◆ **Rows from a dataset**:
■ ■ ■

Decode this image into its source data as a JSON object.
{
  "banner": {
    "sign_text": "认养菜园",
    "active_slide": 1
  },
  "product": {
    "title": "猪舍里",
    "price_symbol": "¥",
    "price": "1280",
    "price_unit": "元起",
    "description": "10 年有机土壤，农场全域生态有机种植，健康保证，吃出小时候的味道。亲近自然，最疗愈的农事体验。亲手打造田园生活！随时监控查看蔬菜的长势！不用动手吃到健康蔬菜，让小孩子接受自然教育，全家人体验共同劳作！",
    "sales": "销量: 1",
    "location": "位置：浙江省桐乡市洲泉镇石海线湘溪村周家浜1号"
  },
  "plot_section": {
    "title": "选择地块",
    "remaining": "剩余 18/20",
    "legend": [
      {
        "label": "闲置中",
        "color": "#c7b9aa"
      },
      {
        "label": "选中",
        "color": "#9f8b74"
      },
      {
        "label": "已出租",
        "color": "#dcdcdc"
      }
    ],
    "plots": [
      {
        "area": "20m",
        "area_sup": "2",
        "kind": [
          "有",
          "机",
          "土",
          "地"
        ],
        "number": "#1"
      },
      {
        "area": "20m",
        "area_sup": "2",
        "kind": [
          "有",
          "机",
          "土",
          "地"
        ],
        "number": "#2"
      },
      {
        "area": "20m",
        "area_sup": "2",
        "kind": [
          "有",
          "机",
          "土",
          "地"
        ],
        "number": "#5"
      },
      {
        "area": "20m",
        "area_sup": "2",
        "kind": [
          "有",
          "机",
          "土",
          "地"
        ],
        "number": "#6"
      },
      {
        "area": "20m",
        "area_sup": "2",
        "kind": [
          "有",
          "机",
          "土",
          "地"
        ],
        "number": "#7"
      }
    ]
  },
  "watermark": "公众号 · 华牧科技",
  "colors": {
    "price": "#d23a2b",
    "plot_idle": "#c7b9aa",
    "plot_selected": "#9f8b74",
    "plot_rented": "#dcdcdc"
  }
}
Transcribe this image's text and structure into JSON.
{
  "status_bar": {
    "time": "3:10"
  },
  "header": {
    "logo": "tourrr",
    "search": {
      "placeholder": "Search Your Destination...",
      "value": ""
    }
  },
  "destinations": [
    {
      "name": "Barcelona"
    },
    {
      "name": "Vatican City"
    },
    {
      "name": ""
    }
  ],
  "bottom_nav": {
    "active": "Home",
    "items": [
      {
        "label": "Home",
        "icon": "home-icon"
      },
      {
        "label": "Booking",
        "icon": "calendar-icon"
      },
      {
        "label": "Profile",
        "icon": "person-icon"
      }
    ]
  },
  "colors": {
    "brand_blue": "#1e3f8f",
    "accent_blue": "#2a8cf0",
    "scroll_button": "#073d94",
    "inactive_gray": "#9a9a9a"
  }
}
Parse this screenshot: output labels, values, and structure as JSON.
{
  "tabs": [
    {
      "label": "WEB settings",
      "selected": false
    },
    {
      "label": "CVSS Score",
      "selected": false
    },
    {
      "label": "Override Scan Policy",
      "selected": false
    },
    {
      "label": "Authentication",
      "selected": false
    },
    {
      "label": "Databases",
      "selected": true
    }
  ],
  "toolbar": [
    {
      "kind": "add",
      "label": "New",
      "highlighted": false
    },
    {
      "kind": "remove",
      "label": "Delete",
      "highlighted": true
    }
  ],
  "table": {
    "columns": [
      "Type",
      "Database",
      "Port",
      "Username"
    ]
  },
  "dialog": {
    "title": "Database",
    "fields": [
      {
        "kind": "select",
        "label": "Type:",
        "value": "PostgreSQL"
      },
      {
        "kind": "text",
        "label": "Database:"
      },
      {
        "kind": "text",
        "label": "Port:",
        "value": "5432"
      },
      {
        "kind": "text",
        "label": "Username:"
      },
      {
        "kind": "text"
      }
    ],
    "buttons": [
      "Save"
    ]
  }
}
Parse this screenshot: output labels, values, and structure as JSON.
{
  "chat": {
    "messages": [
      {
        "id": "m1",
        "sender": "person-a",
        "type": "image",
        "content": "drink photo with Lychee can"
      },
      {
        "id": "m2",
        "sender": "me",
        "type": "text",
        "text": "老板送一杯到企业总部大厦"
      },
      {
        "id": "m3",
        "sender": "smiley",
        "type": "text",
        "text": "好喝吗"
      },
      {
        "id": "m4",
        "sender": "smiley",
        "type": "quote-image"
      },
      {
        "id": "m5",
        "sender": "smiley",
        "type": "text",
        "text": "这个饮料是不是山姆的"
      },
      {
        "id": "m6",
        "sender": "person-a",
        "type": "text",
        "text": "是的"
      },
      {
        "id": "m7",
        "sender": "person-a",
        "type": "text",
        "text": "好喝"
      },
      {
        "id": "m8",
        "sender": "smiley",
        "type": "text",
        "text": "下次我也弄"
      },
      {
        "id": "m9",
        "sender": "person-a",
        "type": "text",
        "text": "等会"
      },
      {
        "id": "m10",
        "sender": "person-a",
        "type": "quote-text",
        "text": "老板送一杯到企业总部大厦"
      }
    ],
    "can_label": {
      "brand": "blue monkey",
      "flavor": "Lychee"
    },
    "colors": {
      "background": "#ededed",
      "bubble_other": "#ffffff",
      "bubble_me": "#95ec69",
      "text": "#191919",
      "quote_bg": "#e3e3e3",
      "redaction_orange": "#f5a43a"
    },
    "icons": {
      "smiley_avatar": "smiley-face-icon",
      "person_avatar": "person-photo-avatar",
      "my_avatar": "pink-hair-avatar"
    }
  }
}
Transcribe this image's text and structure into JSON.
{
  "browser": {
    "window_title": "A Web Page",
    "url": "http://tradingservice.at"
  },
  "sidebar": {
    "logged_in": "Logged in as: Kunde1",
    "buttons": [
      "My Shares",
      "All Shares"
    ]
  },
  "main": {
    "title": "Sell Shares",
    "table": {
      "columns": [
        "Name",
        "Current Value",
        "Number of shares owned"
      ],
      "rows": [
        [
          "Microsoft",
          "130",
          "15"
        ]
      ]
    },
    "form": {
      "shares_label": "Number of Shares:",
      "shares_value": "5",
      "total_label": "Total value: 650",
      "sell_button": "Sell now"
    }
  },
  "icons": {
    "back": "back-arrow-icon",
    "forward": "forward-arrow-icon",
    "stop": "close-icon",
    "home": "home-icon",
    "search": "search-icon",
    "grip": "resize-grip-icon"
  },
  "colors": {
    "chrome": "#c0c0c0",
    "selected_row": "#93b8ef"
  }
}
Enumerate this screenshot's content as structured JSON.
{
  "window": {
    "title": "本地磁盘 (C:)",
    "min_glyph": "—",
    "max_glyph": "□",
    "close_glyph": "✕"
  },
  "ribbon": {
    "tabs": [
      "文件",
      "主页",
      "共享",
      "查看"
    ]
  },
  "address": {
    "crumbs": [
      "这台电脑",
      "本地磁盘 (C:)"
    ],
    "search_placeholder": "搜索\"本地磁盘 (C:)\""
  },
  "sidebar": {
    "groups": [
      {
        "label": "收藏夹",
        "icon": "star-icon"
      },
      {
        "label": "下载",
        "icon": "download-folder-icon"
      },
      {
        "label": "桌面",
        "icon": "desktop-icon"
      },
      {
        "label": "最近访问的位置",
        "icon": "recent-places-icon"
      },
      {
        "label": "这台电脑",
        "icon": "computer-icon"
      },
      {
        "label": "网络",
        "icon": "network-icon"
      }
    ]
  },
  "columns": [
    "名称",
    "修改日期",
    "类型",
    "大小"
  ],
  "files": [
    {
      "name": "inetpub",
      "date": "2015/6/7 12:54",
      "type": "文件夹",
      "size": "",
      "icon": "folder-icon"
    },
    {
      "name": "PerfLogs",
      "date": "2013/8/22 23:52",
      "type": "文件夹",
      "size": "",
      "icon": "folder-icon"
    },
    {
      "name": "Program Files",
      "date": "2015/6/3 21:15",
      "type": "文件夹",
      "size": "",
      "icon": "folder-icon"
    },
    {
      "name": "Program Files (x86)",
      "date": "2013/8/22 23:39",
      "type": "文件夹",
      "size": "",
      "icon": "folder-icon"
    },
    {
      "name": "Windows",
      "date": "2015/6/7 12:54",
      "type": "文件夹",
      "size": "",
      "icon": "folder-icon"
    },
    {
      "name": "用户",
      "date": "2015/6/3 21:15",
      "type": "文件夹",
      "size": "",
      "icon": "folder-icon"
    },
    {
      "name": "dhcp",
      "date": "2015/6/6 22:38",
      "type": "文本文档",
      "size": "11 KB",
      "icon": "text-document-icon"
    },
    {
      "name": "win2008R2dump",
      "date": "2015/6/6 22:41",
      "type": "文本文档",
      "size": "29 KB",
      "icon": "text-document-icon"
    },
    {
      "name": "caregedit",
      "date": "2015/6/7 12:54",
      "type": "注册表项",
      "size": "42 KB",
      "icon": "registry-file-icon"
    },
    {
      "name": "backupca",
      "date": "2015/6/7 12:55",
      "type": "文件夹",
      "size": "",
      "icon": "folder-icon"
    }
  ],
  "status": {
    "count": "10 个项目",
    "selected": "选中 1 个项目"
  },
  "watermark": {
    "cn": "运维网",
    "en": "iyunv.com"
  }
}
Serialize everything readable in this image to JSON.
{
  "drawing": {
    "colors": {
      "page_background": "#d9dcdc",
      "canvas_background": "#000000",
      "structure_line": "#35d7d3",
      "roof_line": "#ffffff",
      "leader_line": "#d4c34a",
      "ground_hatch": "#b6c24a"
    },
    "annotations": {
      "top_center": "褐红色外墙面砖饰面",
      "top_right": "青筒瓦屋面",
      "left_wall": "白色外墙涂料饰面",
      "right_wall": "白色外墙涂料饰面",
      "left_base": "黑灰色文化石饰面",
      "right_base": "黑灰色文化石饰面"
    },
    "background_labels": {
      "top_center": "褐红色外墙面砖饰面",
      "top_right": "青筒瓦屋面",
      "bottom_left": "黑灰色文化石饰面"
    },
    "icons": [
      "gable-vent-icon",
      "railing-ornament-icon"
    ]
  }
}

■ ■ ■

◆ **SET TASK**:
Where a line above contains the string "白色外墙涂料饰面", copy that line.

◆ **RESULT FOR THIS TASK**:
      "left_wall": "白色外墙涂料饰面",
      "right_wall": "白色外墙涂料饰面",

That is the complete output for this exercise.